◆ **Work instructions**
Using the data beneath, show every line that includes the word "کردند".

━━━ Records to use

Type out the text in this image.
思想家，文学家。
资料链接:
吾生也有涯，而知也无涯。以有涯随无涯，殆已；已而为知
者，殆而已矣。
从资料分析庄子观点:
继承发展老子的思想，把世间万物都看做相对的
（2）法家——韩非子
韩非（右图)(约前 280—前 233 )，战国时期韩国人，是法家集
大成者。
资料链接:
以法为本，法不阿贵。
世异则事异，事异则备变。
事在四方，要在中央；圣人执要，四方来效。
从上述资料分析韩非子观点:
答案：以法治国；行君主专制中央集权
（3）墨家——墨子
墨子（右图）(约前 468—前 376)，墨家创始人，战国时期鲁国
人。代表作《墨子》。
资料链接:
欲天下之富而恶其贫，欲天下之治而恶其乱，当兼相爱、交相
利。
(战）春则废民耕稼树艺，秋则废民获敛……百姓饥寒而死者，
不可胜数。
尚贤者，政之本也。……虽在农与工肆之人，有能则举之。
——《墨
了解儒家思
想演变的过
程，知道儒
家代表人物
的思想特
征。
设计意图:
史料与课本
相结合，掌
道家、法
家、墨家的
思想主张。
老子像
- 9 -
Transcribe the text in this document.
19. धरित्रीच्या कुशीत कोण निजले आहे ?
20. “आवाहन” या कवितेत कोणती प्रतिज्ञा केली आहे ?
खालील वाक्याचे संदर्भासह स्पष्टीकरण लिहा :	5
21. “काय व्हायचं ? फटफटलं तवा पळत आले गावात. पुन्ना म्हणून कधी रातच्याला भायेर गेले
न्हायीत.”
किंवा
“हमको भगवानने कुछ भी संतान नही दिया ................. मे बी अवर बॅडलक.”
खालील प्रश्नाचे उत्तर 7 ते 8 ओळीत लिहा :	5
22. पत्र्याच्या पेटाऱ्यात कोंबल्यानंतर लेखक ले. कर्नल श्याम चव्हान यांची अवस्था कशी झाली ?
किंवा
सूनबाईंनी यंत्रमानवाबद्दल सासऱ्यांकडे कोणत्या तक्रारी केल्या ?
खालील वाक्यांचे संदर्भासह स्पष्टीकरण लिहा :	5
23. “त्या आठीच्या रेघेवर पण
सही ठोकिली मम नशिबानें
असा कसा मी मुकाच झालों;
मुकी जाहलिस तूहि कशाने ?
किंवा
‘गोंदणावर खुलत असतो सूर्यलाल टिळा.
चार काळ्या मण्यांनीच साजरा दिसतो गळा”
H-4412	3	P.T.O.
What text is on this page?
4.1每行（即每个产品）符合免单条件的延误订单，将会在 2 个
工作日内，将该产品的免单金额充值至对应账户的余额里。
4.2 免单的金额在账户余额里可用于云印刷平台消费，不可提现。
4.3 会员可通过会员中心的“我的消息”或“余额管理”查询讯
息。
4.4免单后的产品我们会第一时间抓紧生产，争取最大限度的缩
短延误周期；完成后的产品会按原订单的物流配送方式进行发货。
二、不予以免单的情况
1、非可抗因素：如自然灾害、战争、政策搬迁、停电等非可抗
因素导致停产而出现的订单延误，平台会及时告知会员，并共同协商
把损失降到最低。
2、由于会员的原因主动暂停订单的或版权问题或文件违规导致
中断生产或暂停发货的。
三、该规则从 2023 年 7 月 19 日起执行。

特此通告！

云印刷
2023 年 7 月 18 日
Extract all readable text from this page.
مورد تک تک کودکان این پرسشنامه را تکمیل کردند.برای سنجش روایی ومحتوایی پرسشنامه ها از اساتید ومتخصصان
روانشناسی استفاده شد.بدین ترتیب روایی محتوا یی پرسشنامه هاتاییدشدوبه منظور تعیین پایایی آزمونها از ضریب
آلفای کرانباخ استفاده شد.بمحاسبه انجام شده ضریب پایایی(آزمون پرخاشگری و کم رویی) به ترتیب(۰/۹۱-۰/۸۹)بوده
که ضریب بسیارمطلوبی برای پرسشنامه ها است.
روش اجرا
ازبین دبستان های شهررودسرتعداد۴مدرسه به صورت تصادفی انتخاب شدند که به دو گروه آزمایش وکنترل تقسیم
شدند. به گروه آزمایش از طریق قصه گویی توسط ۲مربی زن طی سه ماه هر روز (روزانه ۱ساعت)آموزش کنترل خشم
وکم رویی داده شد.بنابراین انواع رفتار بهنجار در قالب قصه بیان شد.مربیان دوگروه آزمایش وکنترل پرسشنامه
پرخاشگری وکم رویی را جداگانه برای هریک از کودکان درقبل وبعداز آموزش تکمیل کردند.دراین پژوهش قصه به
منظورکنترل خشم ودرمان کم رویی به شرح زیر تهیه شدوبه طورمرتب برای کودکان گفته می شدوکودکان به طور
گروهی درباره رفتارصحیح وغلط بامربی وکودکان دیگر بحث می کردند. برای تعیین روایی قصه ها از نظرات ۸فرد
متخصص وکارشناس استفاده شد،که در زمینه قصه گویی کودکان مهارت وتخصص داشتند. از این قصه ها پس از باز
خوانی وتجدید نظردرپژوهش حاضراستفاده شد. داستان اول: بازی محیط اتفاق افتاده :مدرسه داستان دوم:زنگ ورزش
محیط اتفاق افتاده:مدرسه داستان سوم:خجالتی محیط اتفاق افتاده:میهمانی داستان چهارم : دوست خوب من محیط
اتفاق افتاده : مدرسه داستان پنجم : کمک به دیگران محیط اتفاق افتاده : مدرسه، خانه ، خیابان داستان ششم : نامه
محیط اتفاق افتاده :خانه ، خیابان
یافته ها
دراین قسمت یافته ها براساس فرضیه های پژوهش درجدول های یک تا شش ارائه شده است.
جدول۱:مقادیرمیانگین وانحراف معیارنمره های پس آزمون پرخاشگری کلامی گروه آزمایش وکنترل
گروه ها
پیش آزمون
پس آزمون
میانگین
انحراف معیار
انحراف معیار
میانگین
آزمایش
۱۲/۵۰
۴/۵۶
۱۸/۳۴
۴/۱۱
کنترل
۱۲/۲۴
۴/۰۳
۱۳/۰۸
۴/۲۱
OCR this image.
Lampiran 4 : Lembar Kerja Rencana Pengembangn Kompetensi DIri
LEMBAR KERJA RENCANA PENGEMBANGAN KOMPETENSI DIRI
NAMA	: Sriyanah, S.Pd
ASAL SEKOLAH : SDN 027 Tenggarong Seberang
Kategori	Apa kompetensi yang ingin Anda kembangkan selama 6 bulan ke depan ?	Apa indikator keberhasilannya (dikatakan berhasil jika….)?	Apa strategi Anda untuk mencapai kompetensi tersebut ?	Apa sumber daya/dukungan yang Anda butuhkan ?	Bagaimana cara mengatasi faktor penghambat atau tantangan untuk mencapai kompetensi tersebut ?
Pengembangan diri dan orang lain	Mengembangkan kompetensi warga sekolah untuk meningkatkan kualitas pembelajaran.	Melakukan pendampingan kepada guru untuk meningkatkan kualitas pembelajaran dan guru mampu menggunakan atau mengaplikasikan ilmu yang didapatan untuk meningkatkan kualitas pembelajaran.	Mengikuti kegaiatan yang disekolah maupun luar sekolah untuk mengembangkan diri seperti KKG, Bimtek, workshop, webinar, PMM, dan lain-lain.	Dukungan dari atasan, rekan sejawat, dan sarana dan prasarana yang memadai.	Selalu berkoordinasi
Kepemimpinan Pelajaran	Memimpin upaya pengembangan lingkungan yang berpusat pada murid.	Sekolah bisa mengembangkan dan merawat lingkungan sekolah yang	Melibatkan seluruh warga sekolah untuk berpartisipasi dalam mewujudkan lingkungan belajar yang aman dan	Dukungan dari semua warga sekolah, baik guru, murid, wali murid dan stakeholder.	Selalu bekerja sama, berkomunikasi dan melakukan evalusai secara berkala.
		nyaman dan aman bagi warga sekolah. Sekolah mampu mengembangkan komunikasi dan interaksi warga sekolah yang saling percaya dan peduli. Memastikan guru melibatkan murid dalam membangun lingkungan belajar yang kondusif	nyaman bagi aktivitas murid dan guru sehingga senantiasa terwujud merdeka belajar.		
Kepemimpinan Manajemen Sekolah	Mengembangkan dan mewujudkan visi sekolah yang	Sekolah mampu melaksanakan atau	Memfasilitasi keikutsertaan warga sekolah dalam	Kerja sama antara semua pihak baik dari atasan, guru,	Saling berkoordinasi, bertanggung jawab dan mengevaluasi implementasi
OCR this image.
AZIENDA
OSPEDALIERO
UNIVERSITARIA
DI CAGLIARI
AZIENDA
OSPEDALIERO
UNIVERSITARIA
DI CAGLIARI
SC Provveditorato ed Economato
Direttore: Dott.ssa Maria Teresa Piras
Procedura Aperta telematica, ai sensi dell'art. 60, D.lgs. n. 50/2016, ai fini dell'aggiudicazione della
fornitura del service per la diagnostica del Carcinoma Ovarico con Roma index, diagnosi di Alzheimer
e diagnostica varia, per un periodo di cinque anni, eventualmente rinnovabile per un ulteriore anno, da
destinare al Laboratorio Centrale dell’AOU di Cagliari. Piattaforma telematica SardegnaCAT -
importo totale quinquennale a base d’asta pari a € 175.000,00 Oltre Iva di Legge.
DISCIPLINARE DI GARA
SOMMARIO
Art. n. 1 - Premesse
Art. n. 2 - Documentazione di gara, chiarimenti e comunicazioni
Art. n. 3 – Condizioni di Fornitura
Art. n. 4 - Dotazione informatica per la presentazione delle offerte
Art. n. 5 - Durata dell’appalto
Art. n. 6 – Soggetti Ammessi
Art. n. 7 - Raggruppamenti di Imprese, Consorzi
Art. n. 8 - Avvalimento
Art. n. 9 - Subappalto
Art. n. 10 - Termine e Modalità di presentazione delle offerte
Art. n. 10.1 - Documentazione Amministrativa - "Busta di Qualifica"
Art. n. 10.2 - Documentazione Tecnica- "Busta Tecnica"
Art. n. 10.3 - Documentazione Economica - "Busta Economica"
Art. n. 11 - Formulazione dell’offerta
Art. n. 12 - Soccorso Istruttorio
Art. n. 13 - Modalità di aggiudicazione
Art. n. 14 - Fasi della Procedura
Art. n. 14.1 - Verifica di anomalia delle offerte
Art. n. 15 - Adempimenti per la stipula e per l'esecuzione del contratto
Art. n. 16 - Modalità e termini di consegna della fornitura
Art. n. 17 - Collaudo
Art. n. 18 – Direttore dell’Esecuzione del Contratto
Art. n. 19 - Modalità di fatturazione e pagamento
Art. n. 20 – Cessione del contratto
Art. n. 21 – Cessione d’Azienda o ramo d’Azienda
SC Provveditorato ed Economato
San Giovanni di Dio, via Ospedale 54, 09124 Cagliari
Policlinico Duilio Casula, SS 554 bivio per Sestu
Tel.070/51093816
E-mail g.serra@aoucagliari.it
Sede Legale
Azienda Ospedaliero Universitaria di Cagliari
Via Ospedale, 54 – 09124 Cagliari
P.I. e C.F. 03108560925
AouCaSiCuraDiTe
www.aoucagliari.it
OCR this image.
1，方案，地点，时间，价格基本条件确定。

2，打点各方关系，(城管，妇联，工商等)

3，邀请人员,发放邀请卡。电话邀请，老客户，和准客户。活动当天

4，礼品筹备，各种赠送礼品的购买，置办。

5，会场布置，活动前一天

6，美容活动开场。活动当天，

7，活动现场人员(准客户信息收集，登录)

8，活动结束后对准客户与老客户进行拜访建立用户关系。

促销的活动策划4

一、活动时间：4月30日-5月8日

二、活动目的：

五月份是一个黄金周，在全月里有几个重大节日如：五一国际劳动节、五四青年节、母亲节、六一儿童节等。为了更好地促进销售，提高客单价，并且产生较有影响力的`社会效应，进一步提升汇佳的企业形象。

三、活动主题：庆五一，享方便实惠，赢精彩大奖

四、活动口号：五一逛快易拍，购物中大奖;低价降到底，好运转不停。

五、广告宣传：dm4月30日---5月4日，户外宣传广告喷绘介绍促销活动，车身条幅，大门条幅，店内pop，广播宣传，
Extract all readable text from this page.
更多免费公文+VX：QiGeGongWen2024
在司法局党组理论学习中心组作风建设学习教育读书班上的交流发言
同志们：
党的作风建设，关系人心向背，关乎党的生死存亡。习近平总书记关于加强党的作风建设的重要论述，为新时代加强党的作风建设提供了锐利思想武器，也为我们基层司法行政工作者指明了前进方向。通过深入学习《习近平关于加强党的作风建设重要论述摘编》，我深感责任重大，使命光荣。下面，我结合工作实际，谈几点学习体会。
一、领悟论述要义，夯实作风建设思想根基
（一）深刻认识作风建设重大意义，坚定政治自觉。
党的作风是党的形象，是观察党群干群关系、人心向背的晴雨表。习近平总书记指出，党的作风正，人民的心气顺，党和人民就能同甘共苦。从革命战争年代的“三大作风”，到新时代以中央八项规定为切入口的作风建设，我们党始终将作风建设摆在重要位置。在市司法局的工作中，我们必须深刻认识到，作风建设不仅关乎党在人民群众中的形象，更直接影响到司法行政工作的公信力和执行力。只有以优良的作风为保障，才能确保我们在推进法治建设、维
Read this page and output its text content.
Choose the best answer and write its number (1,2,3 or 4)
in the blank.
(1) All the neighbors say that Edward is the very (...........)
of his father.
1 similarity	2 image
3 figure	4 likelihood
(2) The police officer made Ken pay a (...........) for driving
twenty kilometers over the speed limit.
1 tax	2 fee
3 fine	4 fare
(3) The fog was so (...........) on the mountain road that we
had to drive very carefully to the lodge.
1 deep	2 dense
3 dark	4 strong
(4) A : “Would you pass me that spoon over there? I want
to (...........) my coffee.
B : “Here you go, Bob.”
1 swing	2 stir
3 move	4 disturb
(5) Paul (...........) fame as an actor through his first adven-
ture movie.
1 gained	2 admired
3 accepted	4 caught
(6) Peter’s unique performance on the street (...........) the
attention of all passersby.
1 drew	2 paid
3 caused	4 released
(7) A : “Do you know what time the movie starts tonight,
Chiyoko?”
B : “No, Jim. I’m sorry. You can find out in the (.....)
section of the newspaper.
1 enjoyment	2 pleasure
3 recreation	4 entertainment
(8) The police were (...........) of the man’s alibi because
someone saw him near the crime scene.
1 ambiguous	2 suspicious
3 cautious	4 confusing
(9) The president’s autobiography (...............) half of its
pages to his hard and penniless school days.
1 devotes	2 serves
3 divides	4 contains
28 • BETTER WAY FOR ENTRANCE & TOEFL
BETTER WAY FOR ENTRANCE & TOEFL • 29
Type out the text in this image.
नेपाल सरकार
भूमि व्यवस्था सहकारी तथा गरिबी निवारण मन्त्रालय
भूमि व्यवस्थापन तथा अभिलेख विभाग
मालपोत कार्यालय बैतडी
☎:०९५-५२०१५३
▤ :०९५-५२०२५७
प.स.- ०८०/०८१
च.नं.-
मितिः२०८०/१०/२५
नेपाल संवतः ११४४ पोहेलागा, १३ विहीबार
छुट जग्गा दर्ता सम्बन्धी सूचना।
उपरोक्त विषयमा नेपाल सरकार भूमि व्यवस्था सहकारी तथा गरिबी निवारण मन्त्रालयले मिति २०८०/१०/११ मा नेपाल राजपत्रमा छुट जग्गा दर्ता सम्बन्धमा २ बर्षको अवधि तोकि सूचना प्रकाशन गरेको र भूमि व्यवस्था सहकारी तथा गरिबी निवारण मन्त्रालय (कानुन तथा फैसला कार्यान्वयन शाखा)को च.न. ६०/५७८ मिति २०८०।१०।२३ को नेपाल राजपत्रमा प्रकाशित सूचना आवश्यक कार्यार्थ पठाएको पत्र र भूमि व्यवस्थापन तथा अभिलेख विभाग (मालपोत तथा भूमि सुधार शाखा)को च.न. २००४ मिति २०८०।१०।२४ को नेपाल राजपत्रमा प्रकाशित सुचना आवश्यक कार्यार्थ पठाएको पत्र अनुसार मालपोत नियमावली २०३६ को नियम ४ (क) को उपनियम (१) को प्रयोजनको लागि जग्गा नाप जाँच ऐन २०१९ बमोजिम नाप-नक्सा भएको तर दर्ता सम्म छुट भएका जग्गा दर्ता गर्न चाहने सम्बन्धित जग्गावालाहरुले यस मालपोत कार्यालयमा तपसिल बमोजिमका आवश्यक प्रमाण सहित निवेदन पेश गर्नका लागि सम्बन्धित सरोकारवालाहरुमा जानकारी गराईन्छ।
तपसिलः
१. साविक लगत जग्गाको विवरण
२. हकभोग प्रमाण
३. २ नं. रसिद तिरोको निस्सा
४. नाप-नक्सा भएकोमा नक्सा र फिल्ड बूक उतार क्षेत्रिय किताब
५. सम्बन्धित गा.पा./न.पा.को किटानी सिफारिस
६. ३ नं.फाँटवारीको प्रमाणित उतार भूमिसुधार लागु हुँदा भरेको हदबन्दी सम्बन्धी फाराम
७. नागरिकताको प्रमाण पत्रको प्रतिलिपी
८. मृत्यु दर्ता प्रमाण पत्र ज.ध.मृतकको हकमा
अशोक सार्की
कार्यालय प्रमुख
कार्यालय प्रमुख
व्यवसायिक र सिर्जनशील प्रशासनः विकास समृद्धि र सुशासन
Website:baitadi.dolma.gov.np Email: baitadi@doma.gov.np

━━━━━━

◆ **Exercise solution**
مورد تک تک کودکان این پرسشنامه را تکمیل کردند.برای سنجش روایی ومحتوایی پرسشنامه ها از اساتید ومتخصصان
پرخاشگری وکم رویی را جداگانه برای هریک از کودکان درقبل وبعداز آموزش تکمیل کردند.دراین پژوهش قصه به
گروهی درباره رفتارصحیح وغلط بامربی وکودکان دیگر بحث می کردند. برای تعیین روایی قصه ها از نظرات ۸فرد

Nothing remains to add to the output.